*WHAT IS BEING ASKED*.
Among the entries that follow, find the lines containing the string "nimodipine" and copy them.

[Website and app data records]
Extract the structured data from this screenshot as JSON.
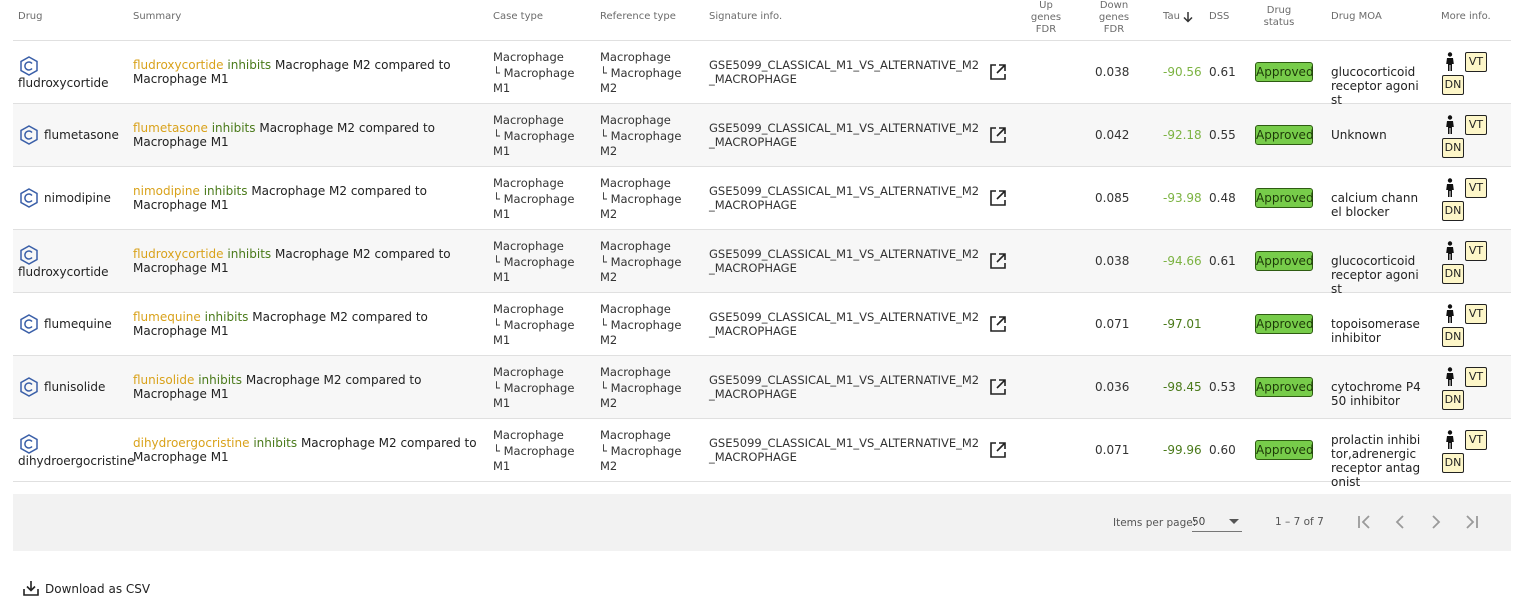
{
  "columns": {
    "drug": "Drug",
    "summary": "Summary",
    "case_type": "Case type",
    "reference_type": "Reference type",
    "signature_info": "Signature info.",
    "up_fdr": "Up genes FDR",
    "down_fdr": "Down genes FDR",
    "tau": "Tau",
    "dss": "DSS",
    "drug_status": "Drug status",
    "drug_moa": "Drug MOA",
    "more_info": "More info."
  },
  "colors": {
    "drug_text": "#d9a21b",
    "verb_text": "#4a7a1a",
    "approved_bg": "#77cc4a",
    "tag_bg": "#fdf6c8",
    "tau_light": "#7cb342",
    "tau_dark": "#4a7a1a"
  },
  "rows": [
    {
      "drug": "fludroxycortide",
      "name_layout": "below",
      "summary_drug": "fludroxycortide",
      "summary_verb": "inhibits",
      "summary_rest": "Macrophage M2 compared to Macrophage M1",
      "case_top": "Macrophage",
      "case_sub": "└ Macrophage",
      "case_last": "M1",
      "ref_top": "Macrophage",
      "ref_sub": "└ Macrophage",
      "ref_last": "M2",
      "signature": "GSE5099_CLASSICAL_M1_VS_ALTERNATIVE_M2_MACROPHAGE",
      "up_fdr": "",
      "down_fdr": "0.038",
      "tau": "-90.56",
      "tau_tone": "light",
      "dss": "0.61",
      "status": "Approved",
      "moa": "glucocorticoid receptor agonist",
      "tag_vt": "VT",
      "tag_dn": "DN"
    },
    {
      "drug": "flumetasone",
      "name_layout": "beside",
      "summary_drug": "flumetasone",
      "summary_verb": "inhibits",
      "summary_rest": "Macrophage M2 compared to Macrophage M1",
      "case_top": "Macrophage",
      "case_sub": "└ Macrophage",
      "case_last": "M1",
      "ref_top": "Macrophage",
      "ref_sub": "└ Macrophage",
      "ref_last": "M2",
      "signature": "GSE5099_CLASSICAL_M1_VS_ALTERNATIVE_M2_MACROPHAGE",
      "up_fdr": "",
      "down_fdr": "0.042",
      "tau": "-92.18",
      "tau_tone": "light",
      "dss": "0.55",
      "status": "Approved",
      "moa": "Unknown",
      "tag_vt": "VT",
      "tag_dn": "DN"
    },
    {
      "drug": "nimodipine",
      "name_layout": "beside",
      "summary_drug": "nimodipine",
      "summary_verb": "inhibits",
      "summary_rest": "Macrophage M2 compared to Macrophage M1",
      "case_top": "Macrophage",
      "case_sub": "└ Macrophage",
      "case_last": "M1",
      "ref_top": "Macrophage",
      "ref_sub": "└ Macrophage",
      "ref_last": "M2",
      "signature": "GSE5099_CLASSICAL_M1_VS_ALTERNATIVE_M2_MACROPHAGE",
      "up_fdr": "",
      "down_fdr": "0.085",
      "tau": "-93.98",
      "tau_tone": "light",
      "dss": "0.48",
      "status": "Approved",
      "moa": "calcium channel blocker",
      "tag_vt": "VT",
      "tag_dn": "DN"
    },
    {
      "drug": "fludroxycortide",
      "name_layout": "below",
      "summary_drug": "fludroxycortide",
      "summary_verb": "inhibits",
      "summary_rest": "Macrophage M2 compared to Macrophage M1",
      "case_top": "Macrophage",
      "case_sub": "└ Macrophage",
      "case_last": "M1",
      "ref_top": "Macrophage",
      "ref_sub": "└ Macrophage",
      "ref_last": "M2",
      "signature": "GSE5099_CLASSICAL_M1_VS_ALTERNATIVE_M2_MACROPHAGE",
      "up_fdr": "",
      "down_fdr": "0.038",
      "tau": "-94.66",
      "tau_tone": "light",
      "dss": "0.61",
      "status": "Approved",
      "moa": "glucocorticoid receptor agonist",
      "tag_vt": "VT",
      "tag_dn": "DN"
    },
    {
      "drug": "flumequine",
      "name_layout": "beside",
      "summary_drug": "flumequine",
      "summary_verb": "inhibits",
      "summary_rest": "Macrophage M2 compared to Macrophage M1",
      "case_top": "Macrophage",
      "case_sub": "└ Macrophage",
      "case_last": "M1",
      "ref_top": "Macrophage",
      "ref_sub": "└ Macrophage",
      "ref_last": "M2",
      "signature": "GSE5099_CLASSICAL_M1_VS_ALTERNATIVE_M2_MACROPHAGE",
      "up_fdr": "",
      "down_fdr": "0.071",
      "tau": "-97.01",
      "tau_tone": "dark",
      "dss": "",
      "status": "Approved",
      "moa": "topoisomerase inhibitor",
      "tag_vt": "VT",
      "tag_dn": "DN"
    },
    {
      "drug": "flunisolide",
      "name_layout": "beside",
      "summary_drug": "flunisolide",
      "summary_verb": "inhibits",
      "summary_rest": "Macrophage M2 compared to Macrophage M1",
      "case_top": "Macrophage",
      "case_sub": "└ Macrophage",
      "case_last": "M1",
      "ref_top": "Macrophage",
      "ref_sub": "└ Macrophage",
      "ref_last": "M2",
      "signature": "GSE5099_CLASSICAL_M1_VS_ALTERNATIVE_M2_MACROPHAGE",
      "up_fdr": "",
      "down_fdr": "0.036",
      "tau": "-98.45",
      "tau_tone": "dark",
      "dss": "0.53",
      "status": "Approved",
      "moa": "cytochrome P450 inhibitor",
      "tag_vt": "VT",
      "tag_dn": "DN"
    },
    {
      "drug": "dihydroergocristine",
      "name_layout": "below",
      "summary_drug": "dihydroergocristine",
      "summary_verb": "inhibits",
      "summary_rest": "Macrophage M2 compared to Macrophage M1",
      "case_top": "Macrophage",
      "case_sub": "└ Macrophage",
      "case_last": "M1",
      "ref_top": "Macrophage",
      "ref_sub": "└ Macrophage",
      "ref_last": "M2",
      "signature": "GSE5099_CLASSICAL_M1_VS_ALTERNATIVE_M2_MACROPHAGE",
      "up_fdr": "",
      "down_fdr": "0.071",
      "tau": "-99.96",
      "tau_tone": "dark",
      "dss": "0.60",
      "status": "Approved",
      "moa": "prolactin inhibitor,adrenergic receptor antagonist",
      "tag_vt": "VT",
      "tag_dn": "DN"
    }
  ],
  "paginator": {
    "items_per_page_label": "Items per page:",
    "items_per_page_value": "50",
    "range_label": "1 – 7 of 7"
  },
  "download": {
    "label": "Download as CSV"
  },
  "icons": {
    "drug": "hexagon-molecule-icon",
    "external": "open-in-new-icon",
    "person": "human-body-icon",
    "sort": "arrow-down-icon",
    "download": "download-icon",
    "first": "first-page-icon",
    "prev": "chevron-left-icon",
    "next": "chevron-right-icon",
    "last": "last-page-icon"
  }
}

*TASK RESPONSE*.
      "drug": "nimodipine",
      "summary_drug": "nimodipine",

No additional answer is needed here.